Saved entries:
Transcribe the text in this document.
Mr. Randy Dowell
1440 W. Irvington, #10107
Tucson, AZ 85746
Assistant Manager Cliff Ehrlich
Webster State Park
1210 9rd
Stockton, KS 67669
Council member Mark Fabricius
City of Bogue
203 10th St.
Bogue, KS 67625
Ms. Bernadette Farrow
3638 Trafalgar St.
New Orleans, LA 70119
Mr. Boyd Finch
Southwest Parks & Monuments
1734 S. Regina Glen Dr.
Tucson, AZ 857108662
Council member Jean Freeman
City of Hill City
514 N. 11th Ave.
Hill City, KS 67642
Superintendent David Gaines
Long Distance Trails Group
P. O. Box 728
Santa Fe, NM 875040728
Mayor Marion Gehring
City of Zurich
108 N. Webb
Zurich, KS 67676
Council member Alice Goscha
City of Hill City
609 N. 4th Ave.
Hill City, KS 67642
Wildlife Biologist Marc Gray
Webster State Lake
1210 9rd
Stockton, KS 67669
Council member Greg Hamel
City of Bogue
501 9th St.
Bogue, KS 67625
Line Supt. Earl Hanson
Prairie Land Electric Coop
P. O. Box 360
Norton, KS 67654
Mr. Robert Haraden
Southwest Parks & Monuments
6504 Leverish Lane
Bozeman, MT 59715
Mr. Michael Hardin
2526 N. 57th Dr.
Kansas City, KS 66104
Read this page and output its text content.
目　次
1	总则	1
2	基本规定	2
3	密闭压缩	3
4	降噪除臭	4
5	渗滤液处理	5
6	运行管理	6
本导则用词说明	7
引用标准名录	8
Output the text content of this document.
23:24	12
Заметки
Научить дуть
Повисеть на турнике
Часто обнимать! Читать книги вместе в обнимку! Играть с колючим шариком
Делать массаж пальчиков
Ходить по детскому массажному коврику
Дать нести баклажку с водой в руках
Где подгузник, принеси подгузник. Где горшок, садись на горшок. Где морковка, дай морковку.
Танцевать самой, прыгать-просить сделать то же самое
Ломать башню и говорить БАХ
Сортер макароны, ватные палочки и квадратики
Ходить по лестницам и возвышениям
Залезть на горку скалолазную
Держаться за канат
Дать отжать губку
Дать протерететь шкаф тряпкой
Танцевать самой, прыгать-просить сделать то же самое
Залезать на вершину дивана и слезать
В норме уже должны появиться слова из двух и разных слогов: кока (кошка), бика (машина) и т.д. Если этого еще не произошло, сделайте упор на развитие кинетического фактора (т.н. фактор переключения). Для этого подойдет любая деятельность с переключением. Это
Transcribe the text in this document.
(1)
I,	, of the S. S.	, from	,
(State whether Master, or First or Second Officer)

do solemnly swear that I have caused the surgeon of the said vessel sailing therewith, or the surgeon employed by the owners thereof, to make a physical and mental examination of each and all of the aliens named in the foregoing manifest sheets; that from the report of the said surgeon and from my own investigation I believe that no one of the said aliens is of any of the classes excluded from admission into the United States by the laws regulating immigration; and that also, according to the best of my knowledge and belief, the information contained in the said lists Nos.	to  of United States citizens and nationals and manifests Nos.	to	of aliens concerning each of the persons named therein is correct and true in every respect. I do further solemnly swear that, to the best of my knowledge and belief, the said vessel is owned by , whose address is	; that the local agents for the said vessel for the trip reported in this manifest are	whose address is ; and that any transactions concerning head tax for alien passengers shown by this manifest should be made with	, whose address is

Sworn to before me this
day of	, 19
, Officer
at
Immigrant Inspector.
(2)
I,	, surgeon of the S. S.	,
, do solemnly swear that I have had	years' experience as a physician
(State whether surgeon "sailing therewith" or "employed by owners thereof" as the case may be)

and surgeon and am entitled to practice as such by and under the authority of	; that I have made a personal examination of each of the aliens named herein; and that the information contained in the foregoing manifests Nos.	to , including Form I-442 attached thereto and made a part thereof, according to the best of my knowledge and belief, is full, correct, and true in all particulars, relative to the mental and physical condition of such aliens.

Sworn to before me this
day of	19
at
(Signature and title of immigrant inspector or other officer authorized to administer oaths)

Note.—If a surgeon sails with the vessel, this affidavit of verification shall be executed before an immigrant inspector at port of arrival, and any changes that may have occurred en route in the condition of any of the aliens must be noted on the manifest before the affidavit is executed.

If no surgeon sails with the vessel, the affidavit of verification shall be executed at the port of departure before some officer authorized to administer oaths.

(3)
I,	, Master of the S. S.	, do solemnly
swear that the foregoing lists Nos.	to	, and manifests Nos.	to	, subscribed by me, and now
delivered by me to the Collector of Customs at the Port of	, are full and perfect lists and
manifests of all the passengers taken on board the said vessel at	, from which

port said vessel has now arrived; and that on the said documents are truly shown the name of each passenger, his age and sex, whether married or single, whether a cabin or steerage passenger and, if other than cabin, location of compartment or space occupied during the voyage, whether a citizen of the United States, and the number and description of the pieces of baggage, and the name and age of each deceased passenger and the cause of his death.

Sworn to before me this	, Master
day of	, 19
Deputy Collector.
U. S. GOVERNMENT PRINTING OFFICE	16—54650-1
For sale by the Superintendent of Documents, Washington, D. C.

## Exercise details
Using the data above, output each line exactly.

## Result below
Transcribe the text in this document.
Mr. Randy Dowell
1440 W. Irvington, #10107
Tucson, AZ 85746
Assistant Manager Cliff Ehrlich
Webster State Park
1210 9rd
Stockton, KS 67669
Council member Mark Fabricius
City of Bogue
203 10th St.
Bogue, KS 67625
Ms. Bernadette Farrow
3638 Trafalgar St.
New Orleans, LA 70119
Mr. Boyd Finch
Southwest Parks & Monuments
1734 S. Regina Glen Dr.
Tucson, AZ 857108662
Council member Jean Freeman
City of Hill City
514 N. 11th Ave.
Hill City, KS 67642
Superintendent David Gaines
Long Distance Trails Group
P. O. Box 728
Santa Fe, NM 875040728
Mayor Marion Gehring
City of Zurich
108 N. Webb
Zurich, KS 67676
Council member Alice Goscha
City of Hill City
609 N. 4th Ave.
Hill City, KS 67642
Wildlife Biologist Marc Gray
Webster State Lake
1210 9rd
Stockton, KS 67669
Council member Greg Hamel
City of Bogue
501 9th St.
Bogue, KS 67625
Line Supt. Earl Hanson
Prairie Land Electric Coop
P. O. Box 360
Norton, KS 67654
Mr. Robert Haraden
Southwest Parks & Monuments
6504 Leverish Lane
Bozeman, MT 59715
Mr. Michael Hardin
2526 N. 57th Dr.
Kansas City, KS 66104
Read this page and output its text content.
目　次
1	总则	1
2	基本规定	2
3	密闭压缩	3
4	降噪除臭	4
5	渗滤液处理	5
6	运行管理	6
本导则用词说明	7
引用标准名录	8
Output the text content of this document.
23:24	12
Заметки
Научить дуть
Повисеть на турнике
Часто обнимать! Читать книги вместе в обнимку! Играть с колючим шариком
Делать массаж пальчиков
Ходить по детскому массажному коврику
Дать нести баклажку с водой в руках
Где подгузник, принеси подгузник. Где горшок, садись на горшок. Где морковка, дай морковку.
Танцевать самой, прыгать-просить сделать то же самое
Ломать башню и говорить БАХ
Сортер макароны, ватные палочки и квадратики
Ходить по лестницам и возвышениям
Залезть на горку скалолазную
Держаться за канат
Дать отжать губку
Дать протерететь шкаф тряпкой
Танцевать самой, прыгать-просить сделать то же самое
Залезать на вершину дивана и слезать
В норме уже должны появиться слова из двух и разных слогов: кока (кошка), бика (машина) и т.д. Если этого еще не произошло, сделайте упор на развитие кинетического фактора (т.н. фактор переключения). Для этого подойдет любая деятельность с переключением. Это
Transcribe the text in this document.
(1)
I,	, of the S. S.	, from	,
(State whether Master, or First or Second Officer)

do solemnly swear that I have caused the surgeon of the said vessel sailing therewith, or the surgeon employed by the owners thereof, to make a physical and mental examination of each and all of the aliens named in the foregoing manifest sheets; that from the report of the said surgeon and from my own investigation I believe that no one of the said aliens is of any of the classes excluded from admission into the United States by the laws regulating immigration; and that also, according to the best of my knowledge and belief, the information contained in the said lists Nos.	to  of United States citizens and nationals and manifests Nos.	to	of aliens concerning each of the persons named therein is correct and true in every respect. I do further solemnly swear that, to the best of my knowledge and belief, the said vessel is owned by , whose address is	; that the local agents for the said vessel for the trip reported in this manifest are	whose address is ; and that any transactions concerning head tax for alien passengers shown by this manifest should be made with	, whose address is

Sworn to before me this
day of	, 19
, Officer
at
Immigrant Inspector.
(2)
I,	, surgeon of the S. S.	,
, do solemnly swear that I have had	years' experience as a physician
(State whether surgeon "sailing therewith" or "employed by owners thereof" as the case may be)

and surgeon and am entitled to practice as such by and under the authority of	; that I have made a personal examination of each of the aliens named herein; and that the information contained in the foregoing manifests Nos.	to , including Form I-442 attached thereto and made a part thereof, according to the best of my knowledge and belief, is full, correct, and true in all particulars, relative to the mental and physical condition of such aliens.

Sworn to before me this
day of	19
at
(Signature and title of immigrant inspector or other officer authorized to administer oaths)

Note.—If a surgeon sails with the vessel, this affidavit of verification shall be executed before an immigrant inspector at port of arrival, and any changes that may have occurred en route in the condition of any of the aliens must be noted on the manifest before the affidavit is executed.

If no surgeon sails with the vessel, the affidavit of verification shall be executed at the port of departure before some officer authorized to administer oaths.

(3)
I,	, Master of the S. S.	, do solemnly
swear that the foregoing lists Nos.	to	, and manifests Nos.	to	, subscribed by me, and now
delivered by me to the Collector of Customs at the Port of	, are full and perfect lists and
manifests of all the passengers taken on board the said vessel at	, from which

port said vessel has now arrived; and that on the said documents are truly shown the name of each passenger, his age and sex, whether married or single, whether a cabin or steerage passenger and, if other than cabin, location of compartment or space occupied during the voyage, whether a citizen of the United States, and the number and description of the pieces of baggage, and the name and age of each deceased passenger and the cause of his death.

Sworn to before me this	, Master
day of	, 19
Deputy Collector.
U. S. GOVERNMENT PRINTING OFFICE	16—54650-1
For sale by the Superintendent of Documents, Washington, D. C.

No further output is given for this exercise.